:: DOCUMENT SEGMENT ::
○ ○ ○ ○ ○ ○ ○
Determining an Encryption Strategy for Your Organization. Part 2: Laptop Computers
In this post I focus on protecting data on laptop computers.
February 11, 2009
In this series of posts I’m going to cover several different technologies, included by default with Windows Vista, Windows 7, and Windows Server 2008, that you can use to protect your organization’s data.
In the last post I looked at what you could do to protect data on USB devices.
In this post I focus on Laptop computers. Although USB devices are easy to lose, the amount of data that they store pales in comparison to laptop computers. Surprisingly enough, given their size, laptop computers are easy to lose as well. In the last post I mentioned how the British Ministry of Defence had lost 121 USB sticks over a five year period from 2003 to 2008. Would you believe that the same Ministry of Defence managed to lose nearly 650 laptops over the same period? Here is the link again in case you missed it http://news.bbc.co.uk/1/hi/uk/7514281.stm. People seem to lose laptop computers more often than they lose car keys!
Laptops, unlike Windows Mobile devices, cannot be easily wiped remotely. Laptops hold a large number of sensitive documents and e-mail. If someone loses a laptop, it can take you some time to figure out exactly what organizational documents may have been exposed to the public. Generally speaking, the value of the information lost is going to exceed the value of the laptop. It just depends who finds the laptop ...
Just because laptops require a username and password to log on doesn’t mean that they are secure. If they aren’t protected properly, any half decent attacker can boot off a custom USB device and copy the contents of the hard drive. Some tools allow you to boot off a USB device and reset the local administrator password. This is particularly a risk with computers running Windows XP.(That is assuming that you even need a password. A friend of mine has a collection of photographs he’s taken of unattended but fully powered on laptops left idle in airport lounges. )
If the figures from the British MOD are to be believed there is a fair chance that a couple of people in your organization are going to misplace their laptop computers over the course of the next 12 months. So, what can you do about it?
○ ○ ○ ○ ○ ○ ○
:: REQUIRED ACTIONS ::
1. Print the part of the laptop encryption post starting with "In the last post I looked" and going on through "lose car keys!".
2. Answer these questions using the laptop encryption post:
(a) How many USB sticks did the British Ministry of Defence lose from 2003 to 2008?
(b) Which operating system does the post say is particularly at risk from tools that reset the local administrator password?
(c) What does the writer's friend have a collection of?
3. Write the next part of the laptop encryption post, picking up after its final sentence.
The stored data plays no role in this.

[Stored data]
○ ○ ○ ○ ○ ○ ○
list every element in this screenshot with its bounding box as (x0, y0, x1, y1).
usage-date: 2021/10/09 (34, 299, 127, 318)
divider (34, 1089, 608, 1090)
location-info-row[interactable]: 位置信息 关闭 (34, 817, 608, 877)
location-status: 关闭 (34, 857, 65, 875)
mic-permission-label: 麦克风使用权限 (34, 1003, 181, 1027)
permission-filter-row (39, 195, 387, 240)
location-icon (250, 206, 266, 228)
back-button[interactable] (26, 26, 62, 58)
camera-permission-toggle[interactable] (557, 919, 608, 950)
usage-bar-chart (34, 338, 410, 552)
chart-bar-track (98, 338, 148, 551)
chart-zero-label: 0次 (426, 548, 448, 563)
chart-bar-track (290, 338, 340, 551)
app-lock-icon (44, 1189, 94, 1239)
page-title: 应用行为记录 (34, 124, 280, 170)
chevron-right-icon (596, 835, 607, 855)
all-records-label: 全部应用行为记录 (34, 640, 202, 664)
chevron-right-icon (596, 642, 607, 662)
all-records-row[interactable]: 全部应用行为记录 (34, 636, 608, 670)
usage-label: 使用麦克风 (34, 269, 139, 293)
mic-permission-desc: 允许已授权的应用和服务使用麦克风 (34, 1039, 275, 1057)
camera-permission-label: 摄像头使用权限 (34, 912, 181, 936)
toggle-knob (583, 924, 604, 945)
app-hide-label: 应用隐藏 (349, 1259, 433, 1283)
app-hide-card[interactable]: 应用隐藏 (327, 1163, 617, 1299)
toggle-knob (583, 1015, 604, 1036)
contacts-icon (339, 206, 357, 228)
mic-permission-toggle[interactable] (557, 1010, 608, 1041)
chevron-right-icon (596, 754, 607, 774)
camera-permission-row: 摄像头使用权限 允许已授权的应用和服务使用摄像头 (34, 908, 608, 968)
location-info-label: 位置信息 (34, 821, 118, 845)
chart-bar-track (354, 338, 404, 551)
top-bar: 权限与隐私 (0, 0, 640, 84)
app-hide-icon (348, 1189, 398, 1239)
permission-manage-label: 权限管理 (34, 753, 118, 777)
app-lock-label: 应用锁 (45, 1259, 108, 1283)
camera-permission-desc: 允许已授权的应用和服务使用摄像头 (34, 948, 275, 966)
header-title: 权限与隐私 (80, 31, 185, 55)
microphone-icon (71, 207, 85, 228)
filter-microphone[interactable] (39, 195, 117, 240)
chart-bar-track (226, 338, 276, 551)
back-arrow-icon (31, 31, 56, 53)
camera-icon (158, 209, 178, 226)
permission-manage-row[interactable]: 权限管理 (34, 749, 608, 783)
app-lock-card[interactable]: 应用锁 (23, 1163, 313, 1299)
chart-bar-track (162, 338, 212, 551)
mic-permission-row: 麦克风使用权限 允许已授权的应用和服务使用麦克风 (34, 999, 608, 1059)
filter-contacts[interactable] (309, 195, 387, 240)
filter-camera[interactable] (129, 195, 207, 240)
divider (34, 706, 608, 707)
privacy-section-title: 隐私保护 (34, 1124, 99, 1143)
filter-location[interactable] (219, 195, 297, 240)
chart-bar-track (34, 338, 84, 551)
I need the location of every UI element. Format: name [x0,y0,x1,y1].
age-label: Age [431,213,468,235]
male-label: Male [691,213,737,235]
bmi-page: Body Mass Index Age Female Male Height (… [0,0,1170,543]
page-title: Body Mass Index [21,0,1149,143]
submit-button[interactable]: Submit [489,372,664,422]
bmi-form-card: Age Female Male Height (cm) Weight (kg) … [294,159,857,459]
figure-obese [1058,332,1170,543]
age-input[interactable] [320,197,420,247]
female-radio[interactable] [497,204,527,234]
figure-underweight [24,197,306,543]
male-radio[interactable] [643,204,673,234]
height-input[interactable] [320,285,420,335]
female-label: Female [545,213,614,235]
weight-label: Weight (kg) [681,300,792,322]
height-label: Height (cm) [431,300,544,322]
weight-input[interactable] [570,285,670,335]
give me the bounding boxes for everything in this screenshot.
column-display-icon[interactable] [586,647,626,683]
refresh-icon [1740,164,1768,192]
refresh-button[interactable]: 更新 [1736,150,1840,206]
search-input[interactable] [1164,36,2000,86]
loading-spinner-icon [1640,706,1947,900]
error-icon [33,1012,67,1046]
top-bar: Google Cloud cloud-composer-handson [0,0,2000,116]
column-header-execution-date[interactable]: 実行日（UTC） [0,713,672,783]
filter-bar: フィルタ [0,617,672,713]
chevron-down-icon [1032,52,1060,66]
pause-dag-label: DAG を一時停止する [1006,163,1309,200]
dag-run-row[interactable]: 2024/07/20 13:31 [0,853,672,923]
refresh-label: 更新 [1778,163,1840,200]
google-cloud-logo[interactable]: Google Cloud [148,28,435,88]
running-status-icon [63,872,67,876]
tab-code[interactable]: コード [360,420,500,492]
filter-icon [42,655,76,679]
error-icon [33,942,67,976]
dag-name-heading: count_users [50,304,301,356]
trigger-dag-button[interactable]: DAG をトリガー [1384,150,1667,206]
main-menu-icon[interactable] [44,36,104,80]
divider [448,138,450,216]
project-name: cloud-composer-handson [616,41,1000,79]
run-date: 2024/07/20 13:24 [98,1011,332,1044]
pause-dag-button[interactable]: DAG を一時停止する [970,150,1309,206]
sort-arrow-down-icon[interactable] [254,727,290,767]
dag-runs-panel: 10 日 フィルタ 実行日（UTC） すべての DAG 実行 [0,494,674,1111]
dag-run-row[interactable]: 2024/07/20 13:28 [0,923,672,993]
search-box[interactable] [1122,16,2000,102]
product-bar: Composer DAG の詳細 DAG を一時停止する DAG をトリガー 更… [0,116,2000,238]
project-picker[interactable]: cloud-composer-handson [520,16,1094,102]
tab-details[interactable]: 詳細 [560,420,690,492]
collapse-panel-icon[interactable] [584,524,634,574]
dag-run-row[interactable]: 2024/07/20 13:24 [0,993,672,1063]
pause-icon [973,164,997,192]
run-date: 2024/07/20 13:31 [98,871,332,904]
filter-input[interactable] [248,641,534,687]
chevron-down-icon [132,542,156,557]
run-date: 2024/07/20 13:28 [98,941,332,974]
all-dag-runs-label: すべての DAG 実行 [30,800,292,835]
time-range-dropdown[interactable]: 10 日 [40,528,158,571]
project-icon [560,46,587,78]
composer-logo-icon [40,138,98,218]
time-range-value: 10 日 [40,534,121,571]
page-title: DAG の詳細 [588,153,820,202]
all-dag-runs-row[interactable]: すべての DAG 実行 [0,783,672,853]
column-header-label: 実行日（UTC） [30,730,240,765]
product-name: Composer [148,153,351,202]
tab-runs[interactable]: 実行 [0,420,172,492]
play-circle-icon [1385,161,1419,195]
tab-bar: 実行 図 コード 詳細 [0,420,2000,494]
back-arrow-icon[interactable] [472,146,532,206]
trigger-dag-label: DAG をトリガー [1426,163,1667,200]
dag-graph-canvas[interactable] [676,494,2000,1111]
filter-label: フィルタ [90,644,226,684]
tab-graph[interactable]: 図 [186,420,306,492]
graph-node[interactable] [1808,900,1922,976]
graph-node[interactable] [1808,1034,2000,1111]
○ ○ ○ ○ ○ ○ ○
:: ANSWERS TO THIS EXERCISE ::
1.
In the last post I looked at what you could do to protect data on USB devices.
In this post I focus on Laptop computers. Although USB devices are easy to lose, the amount of data that they store pales in comparison to laptop computers. Surprisingly enough, given their size, laptop computers are easy to lose as well. In the last post I mentioned how the British Ministry of Defence had lost 121 USB sticks over a five year period from 2003 to 2008. Would you believe that the same Ministry of Defence managed to lose nearly 650 laptops over the same period? Here is the link again in case you missed it http://news.bbc.co.uk/1/hi/uk/7514281.stm. People seem to lose laptop computers more often than they lose car keys!

2.
(a) 121
(b) Windows XP
(c) Photographs he has taken of unattended but fully powered on laptops left idle in airport lounges

3.
Included with Windows Vista Enterprise and Ultimate editions (and, I assume, the equivalent editions of Windows 7), is BitLocker, a feature that allows a hard disk to be fully encrypted. It won’t save you from an executive who leaves a laptop computer open and logged on at the airport lounge while he wanders off to peruse the buffet, but it will reduce the chance of someone recovering data from a powered off laptop left in the back of a cab. Someone who finds it might get the hardware, but they won’t be able to extract any useful data from the BitLocker encrypted hard disk drive and sell it to your organization's rivals.
The advantage of BitLocker over other solutions, such as TrueCrypt, is that you can fully integrate BitLocker into your Active Directory Infrastructure as a way of centrally managing it. This also allows you to automatically archive BitLocker keys in Active Directory, making recovery simpler. If you need to recover a volume, you can extract the key from Active Directory and then use the BitLocker recovery tool. Windows 7 is reported to simplify BitLocker even more, allowing the use of a single organization wide encryption key.
Given the staggering statistics related to people misplacing laptops, organizations need to ensure that the organizational data that does leave the premises in user laptops is protected in the event that the laptop computer is mislaid. There are other solutions available such as PGPDisk and TrueCrypt, but the advantage of BitLocker is the centralized key archiving. PGPDisk and TrueCrypt are better solutions when you want to protect a couple of computers rather than several hundred.